- _PROMPT_
How many lines of these records hold the string "rgba"? Reply with the number alone.

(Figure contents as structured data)
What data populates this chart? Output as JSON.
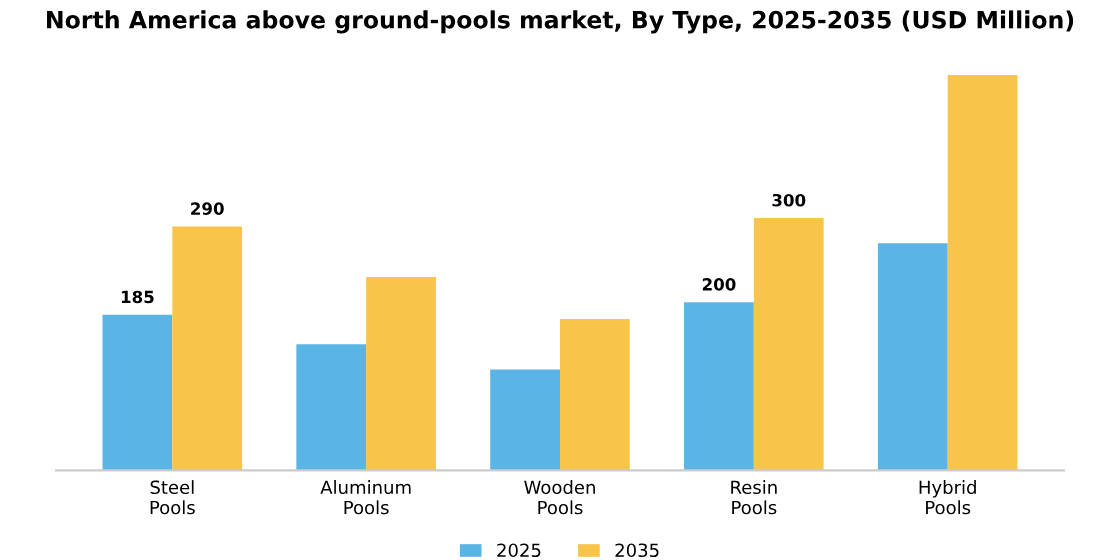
{
  "chart_data": {
    "type": "bar",
    "title": "North America above ground-pools market, By Type, 2025-2035 (USD Million)",
    "categories": [
      "Steel\nPools",
      "Aluminum\nPools",
      "Wooden\nPools",
      "Resin\nPools",
      "Hybrid\nPools"
    ],
    "series": [
      {
        "name": "2025",
        "color": "#5ab4e5",
        "values": [
          185,
          150,
          120,
          200,
          270
        ],
        "value_labels": [
          "185",
          null,
          null,
          "200",
          null
        ]
      },
      {
        "name": "2035",
        "color": "#f8c44a",
        "values": [
          290,
          230,
          180,
          300,
          470
        ],
        "value_labels": [
          "290",
          null,
          null,
          "300",
          null
        ]
      }
    ],
    "legend": "bottom",
    "grid": false
  }
}
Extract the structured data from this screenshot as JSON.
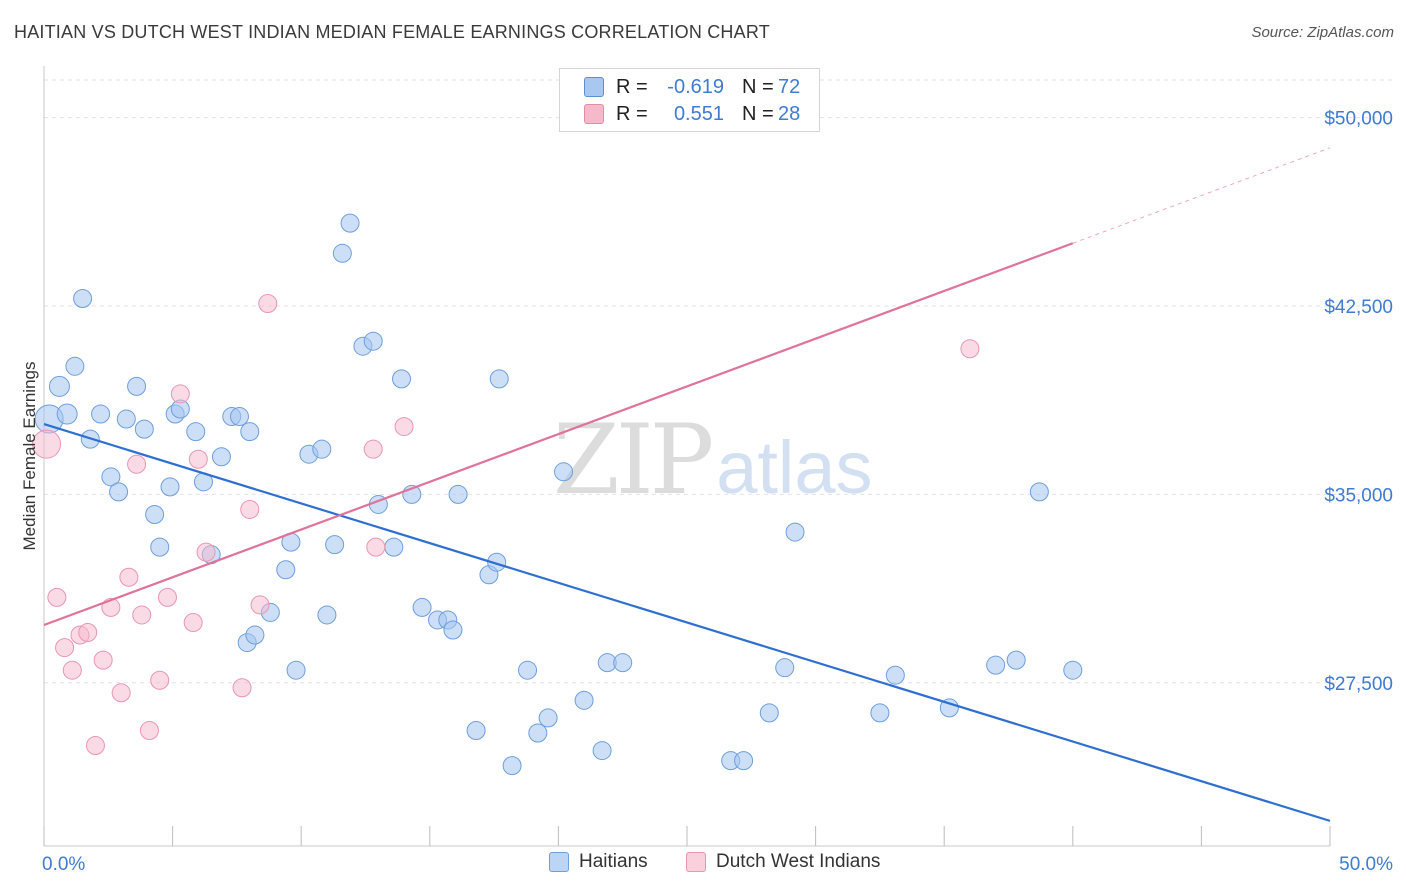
{
  "title": "HAITIAN VS DUTCH WEST INDIAN MEDIAN FEMALE EARNINGS CORRELATION CHART",
  "source": "Source: ZipAtlas.com",
  "watermark": {
    "zip": "ZIP",
    "atlas": "atlas"
  },
  "legend": {
    "rows": [
      {
        "r_label": "R =",
        "r_value": "-0.619",
        "n_label": "N =",
        "n_value": "72",
        "color": "#a8c8f0",
        "border": "#5a8fd6"
      },
      {
        "r_label": "R =",
        "r_value": "0.551",
        "n_label": "N =",
        "n_value": "28",
        "color": "#f6b8cb",
        "border": "#e58aa8"
      }
    ]
  },
  "bottom_legend": [
    {
      "label": "Haitians",
      "color": "#bcd5f4",
      "border": "#6f9fdc"
    },
    {
      "label": "Dutch West Indians",
      "color": "#fad0dd",
      "border": "#e895b0"
    }
  ],
  "colors": {
    "haitian_fill": "rgba(164,197,240,0.55)",
    "haitian_stroke": "#6d9fdd",
    "haitian_line": "#2e6fd1",
    "dutch_fill": "rgba(246,184,203,0.5)",
    "dutch_stroke": "#e996b1",
    "dutch_line": "#e0739a",
    "tick_label": "#3e7bd1",
    "grid": "#e2e2e2"
  },
  "chart_data": {
    "type": "scatter",
    "title": "HAITIAN VS DUTCH WEST INDIAN MEDIAN FEMALE EARNINGS CORRELATION CHART",
    "xlabel": "",
    "ylabel": "Median Female Earnings",
    "xlim": [
      0,
      50
    ],
    "ylim": [
      21000,
      51500
    ],
    "x_tick_labels": [
      {
        "value": 0,
        "label": "0.0%"
      },
      {
        "value": 50,
        "label": "50.0%"
      }
    ],
    "x_minor_ticks": [
      0,
      5,
      10,
      15,
      20,
      25,
      30,
      35,
      40,
      45,
      50
    ],
    "y_ticks": [
      {
        "value": 27500,
        "label": "$27,500"
      },
      {
        "value": 35000,
        "label": "$35,000"
      },
      {
        "value": 42500,
        "label": "$42,500"
      },
      {
        "value": 50000,
        "label": "$50,000"
      }
    ],
    "series": [
      {
        "name": "Haitians",
        "R": -0.619,
        "N": 72,
        "trend": {
          "x0": 0,
          "y0": 37800,
          "x1": 50,
          "y1": 22000
        },
        "points": [
          [
            0.2,
            38000,
            14
          ],
          [
            0.6,
            39300,
            10
          ],
          [
            0.9,
            38200,
            10
          ],
          [
            1.2,
            40100,
            9
          ],
          [
            1.5,
            42800,
            9
          ],
          [
            1.8,
            37200,
            9
          ],
          [
            2.2,
            38200,
            9
          ],
          [
            2.6,
            35700,
            9
          ],
          [
            2.9,
            35100,
            9
          ],
          [
            3.2,
            38000,
            9
          ],
          [
            3.6,
            39300,
            9
          ],
          [
            3.9,
            37600,
            9
          ],
          [
            4.3,
            34200,
            9
          ],
          [
            4.5,
            32900,
            9
          ],
          [
            4.9,
            35300,
            9
          ],
          [
            5.1,
            38200,
            9
          ],
          [
            5.3,
            38400,
            9
          ],
          [
            5.9,
            37500,
            9
          ],
          [
            6.2,
            35500,
            9
          ],
          [
            6.5,
            32600,
            9
          ],
          [
            6.9,
            36500,
            9
          ],
          [
            7.3,
            38100,
            9
          ],
          [
            7.6,
            38100,
            9
          ],
          [
            8.0,
            37500,
            9
          ],
          [
            7.9,
            29100,
            9
          ],
          [
            8.2,
            29400,
            9
          ],
          [
            8.8,
            30300,
            9
          ],
          [
            9.4,
            32000,
            9
          ],
          [
            9.6,
            33100,
            9
          ],
          [
            9.8,
            28000,
            9
          ],
          [
            10.3,
            36600,
            9
          ],
          [
            10.8,
            36800,
            9
          ],
          [
            11.0,
            30200,
            9
          ],
          [
            11.3,
            33000,
            9
          ],
          [
            11.6,
            44600,
            9
          ],
          [
            11.9,
            45800,
            9
          ],
          [
            12.4,
            40900,
            9
          ],
          [
            12.8,
            41100,
            9
          ],
          [
            13.0,
            34600,
            9
          ],
          [
            13.6,
            32900,
            9
          ],
          [
            13.9,
            39600,
            9
          ],
          [
            14.3,
            35000,
            9
          ],
          [
            14.7,
            30500,
            9
          ],
          [
            15.3,
            30000,
            9
          ],
          [
            15.7,
            30000,
            9
          ],
          [
            15.9,
            29600,
            9
          ],
          [
            16.1,
            35000,
            9
          ],
          [
            16.8,
            25600,
            9
          ],
          [
            17.3,
            31800,
            9
          ],
          [
            17.6,
            32300,
            9
          ],
          [
            17.7,
            39600,
            9
          ],
          [
            18.2,
            24200,
            9
          ],
          [
            18.8,
            28000,
            9
          ],
          [
            19.2,
            25500,
            9
          ],
          [
            19.6,
            26100,
            9
          ],
          [
            20.2,
            35900,
            9
          ],
          [
            21.0,
            26800,
            9
          ],
          [
            21.7,
            24800,
            9
          ],
          [
            21.9,
            28300,
            9
          ],
          [
            22.5,
            28300,
            9
          ],
          [
            26.7,
            24400,
            9
          ],
          [
            27.2,
            24400,
            9
          ],
          [
            28.2,
            26300,
            9
          ],
          [
            28.8,
            28100,
            9
          ],
          [
            29.2,
            33500,
            9
          ],
          [
            32.5,
            26300,
            9
          ],
          [
            33.1,
            27800,
            9
          ],
          [
            35.2,
            26500,
            9
          ],
          [
            37.0,
            28200,
            9
          ],
          [
            37.8,
            28400,
            9
          ],
          [
            38.7,
            35100,
            9
          ],
          [
            40.0,
            28000,
            9
          ]
        ]
      },
      {
        "name": "Dutch West Indians",
        "R": 0.551,
        "N": 28,
        "trend": {
          "x0": 0,
          "y0": 29800,
          "x1": 40,
          "y1": 45000,
          "dashed_to_x": 50,
          "dashed_to_y": 48800
        },
        "points": [
          [
            0.1,
            37000,
            14
          ],
          [
            0.5,
            30900,
            9
          ],
          [
            0.8,
            28900,
            9
          ],
          [
            1.1,
            28000,
            9
          ],
          [
            1.4,
            29400,
            9
          ],
          [
            1.7,
            29500,
            9
          ],
          [
            2.0,
            25000,
            9
          ],
          [
            2.3,
            28400,
            9
          ],
          [
            2.6,
            30500,
            9
          ],
          [
            3.0,
            27100,
            9
          ],
          [
            3.3,
            31700,
            9
          ],
          [
            3.8,
            30200,
            9
          ],
          [
            4.1,
            25600,
            9
          ],
          [
            4.5,
            27600,
            9
          ],
          [
            4.8,
            30900,
            9
          ],
          [
            5.3,
            39000,
            9
          ],
          [
            5.8,
            29900,
            9
          ],
          [
            6.0,
            36400,
            9
          ],
          [
            6.3,
            32700,
            9
          ],
          [
            7.7,
            27300,
            9
          ],
          [
            8.0,
            34400,
            9
          ],
          [
            8.4,
            30600,
            9
          ],
          [
            8.7,
            42600,
            9
          ],
          [
            12.8,
            36800,
            9
          ],
          [
            12.9,
            32900,
            9
          ],
          [
            14.0,
            37700,
            9
          ],
          [
            36.0,
            40800,
            9
          ],
          [
            3.6,
            36200,
            9
          ]
        ]
      }
    ]
  }
}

- _SOLUTION FOR THIS TASK_
2